* Written task:
Can you give every line from the start of the records through the line holding "x-tick-label: 7.0 xyxy=(386,918,405,933)", inclusive, as a JSON list of strings, one string per line with blank lines omitted?
====== Dataset rows
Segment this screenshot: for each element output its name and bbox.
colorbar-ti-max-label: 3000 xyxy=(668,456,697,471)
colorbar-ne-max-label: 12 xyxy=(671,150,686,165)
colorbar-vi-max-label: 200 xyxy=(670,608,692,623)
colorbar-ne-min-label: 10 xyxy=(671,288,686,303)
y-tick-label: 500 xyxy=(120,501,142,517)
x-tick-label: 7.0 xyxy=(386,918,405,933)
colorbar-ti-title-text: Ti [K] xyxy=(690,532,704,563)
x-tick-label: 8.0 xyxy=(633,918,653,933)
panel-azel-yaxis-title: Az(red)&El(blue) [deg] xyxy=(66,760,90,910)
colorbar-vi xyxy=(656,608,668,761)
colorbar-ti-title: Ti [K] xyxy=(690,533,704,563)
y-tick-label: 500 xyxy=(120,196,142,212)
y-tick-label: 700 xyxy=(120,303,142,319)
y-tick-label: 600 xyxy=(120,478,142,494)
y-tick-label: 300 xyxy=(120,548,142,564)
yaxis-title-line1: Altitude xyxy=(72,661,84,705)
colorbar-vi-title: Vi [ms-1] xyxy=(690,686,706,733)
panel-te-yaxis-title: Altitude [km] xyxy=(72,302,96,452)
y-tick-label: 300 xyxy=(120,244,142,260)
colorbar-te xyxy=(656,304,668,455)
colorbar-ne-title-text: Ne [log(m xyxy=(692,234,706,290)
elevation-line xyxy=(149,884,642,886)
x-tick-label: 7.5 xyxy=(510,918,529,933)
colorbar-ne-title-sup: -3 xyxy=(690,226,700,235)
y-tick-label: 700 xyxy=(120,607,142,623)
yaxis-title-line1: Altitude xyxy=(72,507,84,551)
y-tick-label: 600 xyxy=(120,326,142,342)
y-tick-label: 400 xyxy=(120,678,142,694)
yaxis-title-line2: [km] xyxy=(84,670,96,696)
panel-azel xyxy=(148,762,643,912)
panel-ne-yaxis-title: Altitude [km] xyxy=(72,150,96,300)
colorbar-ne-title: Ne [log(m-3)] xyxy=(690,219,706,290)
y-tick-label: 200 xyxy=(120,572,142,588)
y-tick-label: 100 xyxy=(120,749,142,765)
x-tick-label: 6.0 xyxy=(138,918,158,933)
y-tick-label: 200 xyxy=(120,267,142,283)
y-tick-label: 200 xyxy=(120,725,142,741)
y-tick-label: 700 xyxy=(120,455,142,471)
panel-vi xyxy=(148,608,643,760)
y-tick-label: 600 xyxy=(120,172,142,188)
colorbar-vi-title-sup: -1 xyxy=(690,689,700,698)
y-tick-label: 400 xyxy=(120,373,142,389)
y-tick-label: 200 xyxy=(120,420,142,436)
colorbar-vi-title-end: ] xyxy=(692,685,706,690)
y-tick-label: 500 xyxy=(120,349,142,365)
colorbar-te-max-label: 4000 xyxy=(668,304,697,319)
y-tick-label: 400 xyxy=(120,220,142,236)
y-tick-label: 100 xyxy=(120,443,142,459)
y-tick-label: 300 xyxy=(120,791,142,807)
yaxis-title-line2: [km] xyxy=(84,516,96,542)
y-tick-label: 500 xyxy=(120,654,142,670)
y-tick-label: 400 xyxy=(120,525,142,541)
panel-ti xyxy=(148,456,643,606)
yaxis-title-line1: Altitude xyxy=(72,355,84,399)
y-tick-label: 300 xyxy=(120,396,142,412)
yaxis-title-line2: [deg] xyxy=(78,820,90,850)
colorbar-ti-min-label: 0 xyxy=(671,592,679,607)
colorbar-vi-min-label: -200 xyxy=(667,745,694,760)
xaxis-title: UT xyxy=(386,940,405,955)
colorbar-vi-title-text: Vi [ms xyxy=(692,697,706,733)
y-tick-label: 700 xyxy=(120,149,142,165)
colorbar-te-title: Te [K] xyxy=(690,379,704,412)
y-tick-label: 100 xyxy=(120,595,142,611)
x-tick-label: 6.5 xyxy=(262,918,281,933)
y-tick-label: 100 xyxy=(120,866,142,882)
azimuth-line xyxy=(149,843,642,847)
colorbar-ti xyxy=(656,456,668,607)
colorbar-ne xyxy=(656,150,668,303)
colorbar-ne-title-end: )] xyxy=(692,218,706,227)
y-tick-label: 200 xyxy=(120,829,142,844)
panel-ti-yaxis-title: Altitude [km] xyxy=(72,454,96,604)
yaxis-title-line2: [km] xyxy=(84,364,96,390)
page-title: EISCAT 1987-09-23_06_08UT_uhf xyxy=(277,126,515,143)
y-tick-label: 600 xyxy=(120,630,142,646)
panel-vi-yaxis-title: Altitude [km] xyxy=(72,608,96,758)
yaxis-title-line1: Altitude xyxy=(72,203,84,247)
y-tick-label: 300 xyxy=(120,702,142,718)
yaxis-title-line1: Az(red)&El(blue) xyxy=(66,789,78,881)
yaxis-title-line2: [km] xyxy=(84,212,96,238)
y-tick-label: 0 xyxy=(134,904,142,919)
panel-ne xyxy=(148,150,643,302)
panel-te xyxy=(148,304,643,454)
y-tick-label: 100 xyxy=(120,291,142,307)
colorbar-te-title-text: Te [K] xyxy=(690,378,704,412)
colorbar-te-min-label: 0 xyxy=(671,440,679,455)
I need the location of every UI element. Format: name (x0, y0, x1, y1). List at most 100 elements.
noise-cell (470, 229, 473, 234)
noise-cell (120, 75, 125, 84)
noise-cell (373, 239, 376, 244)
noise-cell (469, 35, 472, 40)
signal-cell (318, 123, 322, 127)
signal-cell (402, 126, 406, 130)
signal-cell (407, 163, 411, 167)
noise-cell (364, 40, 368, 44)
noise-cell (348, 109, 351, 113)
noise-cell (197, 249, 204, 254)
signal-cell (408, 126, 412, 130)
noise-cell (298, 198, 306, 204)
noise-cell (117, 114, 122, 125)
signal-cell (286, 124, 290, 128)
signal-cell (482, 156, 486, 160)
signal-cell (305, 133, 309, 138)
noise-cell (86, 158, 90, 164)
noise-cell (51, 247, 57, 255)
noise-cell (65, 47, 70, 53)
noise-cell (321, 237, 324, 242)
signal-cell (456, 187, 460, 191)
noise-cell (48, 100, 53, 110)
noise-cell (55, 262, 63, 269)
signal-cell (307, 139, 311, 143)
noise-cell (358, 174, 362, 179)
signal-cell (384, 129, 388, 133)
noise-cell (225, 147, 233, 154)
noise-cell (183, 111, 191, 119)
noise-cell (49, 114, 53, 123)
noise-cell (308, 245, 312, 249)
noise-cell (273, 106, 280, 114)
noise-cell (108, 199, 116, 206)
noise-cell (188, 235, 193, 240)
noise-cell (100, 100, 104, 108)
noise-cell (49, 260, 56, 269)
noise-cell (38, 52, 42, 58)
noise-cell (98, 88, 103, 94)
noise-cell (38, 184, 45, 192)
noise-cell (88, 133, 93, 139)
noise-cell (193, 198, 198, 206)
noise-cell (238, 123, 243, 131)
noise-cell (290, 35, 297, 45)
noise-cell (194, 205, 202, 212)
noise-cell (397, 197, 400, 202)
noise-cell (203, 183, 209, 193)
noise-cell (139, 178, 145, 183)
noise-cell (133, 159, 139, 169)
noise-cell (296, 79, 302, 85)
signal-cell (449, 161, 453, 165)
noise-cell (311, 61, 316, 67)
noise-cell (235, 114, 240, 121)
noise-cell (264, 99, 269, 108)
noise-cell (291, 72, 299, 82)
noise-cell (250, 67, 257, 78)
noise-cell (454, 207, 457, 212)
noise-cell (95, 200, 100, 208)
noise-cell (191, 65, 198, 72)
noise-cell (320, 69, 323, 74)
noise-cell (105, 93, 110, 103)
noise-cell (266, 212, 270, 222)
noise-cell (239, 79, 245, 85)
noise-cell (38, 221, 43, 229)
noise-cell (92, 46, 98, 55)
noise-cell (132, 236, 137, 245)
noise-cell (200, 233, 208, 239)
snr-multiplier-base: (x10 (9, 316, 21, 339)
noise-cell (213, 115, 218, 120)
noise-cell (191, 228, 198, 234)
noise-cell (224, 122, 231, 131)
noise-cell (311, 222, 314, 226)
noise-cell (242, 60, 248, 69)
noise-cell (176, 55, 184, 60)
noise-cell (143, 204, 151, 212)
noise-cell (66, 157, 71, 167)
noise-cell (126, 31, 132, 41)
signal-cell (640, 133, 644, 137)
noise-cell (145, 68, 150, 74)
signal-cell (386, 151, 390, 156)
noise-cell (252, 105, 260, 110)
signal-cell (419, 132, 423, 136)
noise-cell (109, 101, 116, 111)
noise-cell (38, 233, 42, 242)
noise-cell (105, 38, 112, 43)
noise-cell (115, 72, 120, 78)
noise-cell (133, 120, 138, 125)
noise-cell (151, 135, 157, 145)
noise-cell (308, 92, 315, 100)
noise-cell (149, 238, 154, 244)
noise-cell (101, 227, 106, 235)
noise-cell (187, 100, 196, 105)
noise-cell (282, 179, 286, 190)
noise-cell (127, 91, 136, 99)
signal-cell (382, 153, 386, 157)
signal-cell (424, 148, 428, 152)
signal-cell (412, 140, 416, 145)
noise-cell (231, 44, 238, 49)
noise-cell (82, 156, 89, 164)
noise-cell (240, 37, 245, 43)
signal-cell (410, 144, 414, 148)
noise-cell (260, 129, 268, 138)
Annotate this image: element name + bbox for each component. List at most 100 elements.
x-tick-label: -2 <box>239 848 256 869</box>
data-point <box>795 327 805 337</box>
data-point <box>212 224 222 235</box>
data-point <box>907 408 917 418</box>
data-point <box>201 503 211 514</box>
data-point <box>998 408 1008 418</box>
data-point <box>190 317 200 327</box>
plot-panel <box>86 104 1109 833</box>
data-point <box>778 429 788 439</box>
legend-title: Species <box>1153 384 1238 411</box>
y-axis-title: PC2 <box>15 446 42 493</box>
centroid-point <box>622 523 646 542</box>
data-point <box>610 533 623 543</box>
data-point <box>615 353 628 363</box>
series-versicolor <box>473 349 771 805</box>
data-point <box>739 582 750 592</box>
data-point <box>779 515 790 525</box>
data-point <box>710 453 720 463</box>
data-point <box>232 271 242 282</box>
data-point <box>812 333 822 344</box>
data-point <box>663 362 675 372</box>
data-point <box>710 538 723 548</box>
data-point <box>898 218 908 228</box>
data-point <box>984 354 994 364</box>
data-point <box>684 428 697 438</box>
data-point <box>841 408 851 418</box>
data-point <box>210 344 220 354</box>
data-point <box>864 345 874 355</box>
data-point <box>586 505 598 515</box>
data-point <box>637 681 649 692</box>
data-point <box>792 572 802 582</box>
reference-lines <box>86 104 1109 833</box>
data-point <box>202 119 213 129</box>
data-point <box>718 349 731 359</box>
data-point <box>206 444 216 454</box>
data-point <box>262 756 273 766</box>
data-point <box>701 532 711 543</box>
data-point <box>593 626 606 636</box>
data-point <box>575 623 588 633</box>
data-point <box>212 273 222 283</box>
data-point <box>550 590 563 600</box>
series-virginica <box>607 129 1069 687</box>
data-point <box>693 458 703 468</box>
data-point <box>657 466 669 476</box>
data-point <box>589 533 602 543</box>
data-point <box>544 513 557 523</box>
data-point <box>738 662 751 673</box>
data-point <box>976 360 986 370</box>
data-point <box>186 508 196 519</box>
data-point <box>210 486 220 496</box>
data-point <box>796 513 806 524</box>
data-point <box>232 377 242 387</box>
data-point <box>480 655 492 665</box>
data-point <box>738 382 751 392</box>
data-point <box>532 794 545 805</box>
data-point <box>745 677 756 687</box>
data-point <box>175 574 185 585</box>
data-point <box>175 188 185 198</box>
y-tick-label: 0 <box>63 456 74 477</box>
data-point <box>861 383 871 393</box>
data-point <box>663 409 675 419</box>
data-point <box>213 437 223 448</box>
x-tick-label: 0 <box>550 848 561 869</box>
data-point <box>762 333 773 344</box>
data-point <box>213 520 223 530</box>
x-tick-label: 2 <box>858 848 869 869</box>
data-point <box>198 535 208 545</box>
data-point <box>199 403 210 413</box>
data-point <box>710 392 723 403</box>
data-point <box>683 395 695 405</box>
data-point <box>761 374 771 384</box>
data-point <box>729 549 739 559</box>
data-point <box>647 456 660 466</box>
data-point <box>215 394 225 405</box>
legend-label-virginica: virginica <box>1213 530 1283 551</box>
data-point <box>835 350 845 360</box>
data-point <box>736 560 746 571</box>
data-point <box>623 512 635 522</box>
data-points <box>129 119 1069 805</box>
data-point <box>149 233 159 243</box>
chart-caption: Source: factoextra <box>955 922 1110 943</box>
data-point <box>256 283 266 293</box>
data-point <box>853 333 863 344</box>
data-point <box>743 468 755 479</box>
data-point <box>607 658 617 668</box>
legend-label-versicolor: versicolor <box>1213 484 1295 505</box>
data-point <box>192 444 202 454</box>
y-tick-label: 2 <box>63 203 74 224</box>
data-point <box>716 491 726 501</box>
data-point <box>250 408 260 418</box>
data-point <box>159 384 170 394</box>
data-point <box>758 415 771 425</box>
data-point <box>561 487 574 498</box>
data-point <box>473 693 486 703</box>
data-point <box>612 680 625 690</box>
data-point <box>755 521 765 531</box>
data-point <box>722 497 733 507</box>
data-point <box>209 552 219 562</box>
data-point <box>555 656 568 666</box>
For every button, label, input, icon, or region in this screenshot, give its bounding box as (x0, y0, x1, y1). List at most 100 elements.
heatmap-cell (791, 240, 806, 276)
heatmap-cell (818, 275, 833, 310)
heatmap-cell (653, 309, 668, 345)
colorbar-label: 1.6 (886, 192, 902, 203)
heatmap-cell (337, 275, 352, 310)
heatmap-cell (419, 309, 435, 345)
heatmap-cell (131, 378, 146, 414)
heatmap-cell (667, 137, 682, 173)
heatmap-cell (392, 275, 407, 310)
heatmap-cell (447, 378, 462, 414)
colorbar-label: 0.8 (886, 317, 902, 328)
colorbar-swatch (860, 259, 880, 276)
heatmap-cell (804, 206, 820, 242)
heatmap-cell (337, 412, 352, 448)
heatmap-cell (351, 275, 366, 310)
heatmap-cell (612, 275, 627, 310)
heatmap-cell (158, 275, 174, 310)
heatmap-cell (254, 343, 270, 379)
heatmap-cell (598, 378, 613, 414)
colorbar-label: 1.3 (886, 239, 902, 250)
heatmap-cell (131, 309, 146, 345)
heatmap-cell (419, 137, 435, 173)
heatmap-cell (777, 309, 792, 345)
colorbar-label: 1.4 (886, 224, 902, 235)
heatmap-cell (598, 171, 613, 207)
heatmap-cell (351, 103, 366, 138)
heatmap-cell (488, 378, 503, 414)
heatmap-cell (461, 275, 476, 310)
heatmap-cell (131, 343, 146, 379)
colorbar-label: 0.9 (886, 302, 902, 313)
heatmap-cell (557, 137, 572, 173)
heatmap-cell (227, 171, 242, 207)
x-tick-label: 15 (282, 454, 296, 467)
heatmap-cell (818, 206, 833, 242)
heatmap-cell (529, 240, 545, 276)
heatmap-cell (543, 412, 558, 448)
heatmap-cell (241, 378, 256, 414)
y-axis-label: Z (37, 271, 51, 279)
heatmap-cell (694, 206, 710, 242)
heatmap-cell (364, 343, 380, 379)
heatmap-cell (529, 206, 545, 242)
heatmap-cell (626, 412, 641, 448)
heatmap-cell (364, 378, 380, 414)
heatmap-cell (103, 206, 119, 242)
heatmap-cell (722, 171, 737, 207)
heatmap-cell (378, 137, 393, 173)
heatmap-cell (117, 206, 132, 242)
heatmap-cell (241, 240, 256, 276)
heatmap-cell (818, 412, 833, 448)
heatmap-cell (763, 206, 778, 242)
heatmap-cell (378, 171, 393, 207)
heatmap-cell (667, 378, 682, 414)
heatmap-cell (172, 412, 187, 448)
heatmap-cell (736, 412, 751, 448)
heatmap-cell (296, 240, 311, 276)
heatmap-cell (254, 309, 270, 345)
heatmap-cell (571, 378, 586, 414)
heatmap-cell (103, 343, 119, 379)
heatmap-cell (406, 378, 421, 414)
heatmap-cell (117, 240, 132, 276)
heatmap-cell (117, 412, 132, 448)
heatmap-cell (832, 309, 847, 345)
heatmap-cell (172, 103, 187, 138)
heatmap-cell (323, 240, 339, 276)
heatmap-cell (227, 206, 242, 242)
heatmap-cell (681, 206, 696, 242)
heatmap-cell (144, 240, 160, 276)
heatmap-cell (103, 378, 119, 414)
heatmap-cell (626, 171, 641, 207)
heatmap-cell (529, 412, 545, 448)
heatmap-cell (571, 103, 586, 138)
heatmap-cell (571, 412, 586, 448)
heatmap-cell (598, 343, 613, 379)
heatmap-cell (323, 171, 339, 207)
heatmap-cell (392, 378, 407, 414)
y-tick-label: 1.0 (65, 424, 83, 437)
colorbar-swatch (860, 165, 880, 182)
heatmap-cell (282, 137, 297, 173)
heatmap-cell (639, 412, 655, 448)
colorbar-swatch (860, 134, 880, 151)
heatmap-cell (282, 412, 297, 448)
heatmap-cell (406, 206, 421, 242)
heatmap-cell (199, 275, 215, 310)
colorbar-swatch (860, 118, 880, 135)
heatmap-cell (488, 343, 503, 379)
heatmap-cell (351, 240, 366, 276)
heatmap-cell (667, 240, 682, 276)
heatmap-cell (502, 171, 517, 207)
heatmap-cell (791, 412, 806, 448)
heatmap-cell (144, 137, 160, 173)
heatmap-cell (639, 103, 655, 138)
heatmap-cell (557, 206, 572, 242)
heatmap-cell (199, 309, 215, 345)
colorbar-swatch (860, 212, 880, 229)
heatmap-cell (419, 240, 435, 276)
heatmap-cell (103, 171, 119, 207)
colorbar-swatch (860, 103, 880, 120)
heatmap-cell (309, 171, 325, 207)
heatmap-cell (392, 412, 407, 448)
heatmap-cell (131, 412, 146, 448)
============
* Answer for the task:
[
  "Segment this screenshot: for each element output its name and bbox.",
  "colorbar-ti-max-label: 3000 xyxy=(668,456,697,471)",
  "colorbar-ne-max-label: 12 xyxy=(671,150,686,165)",
  "colorbar-vi-max-label: 200 xyxy=(670,608,692,623)",
  "colorbar-ne-min-label: 10 xyxy=(671,288,686,303)",
  "y-tick-label: 500 xyxy=(120,501,142,517)",
  "x-tick-label: 7.0 xyxy=(386,918,405,933)"
]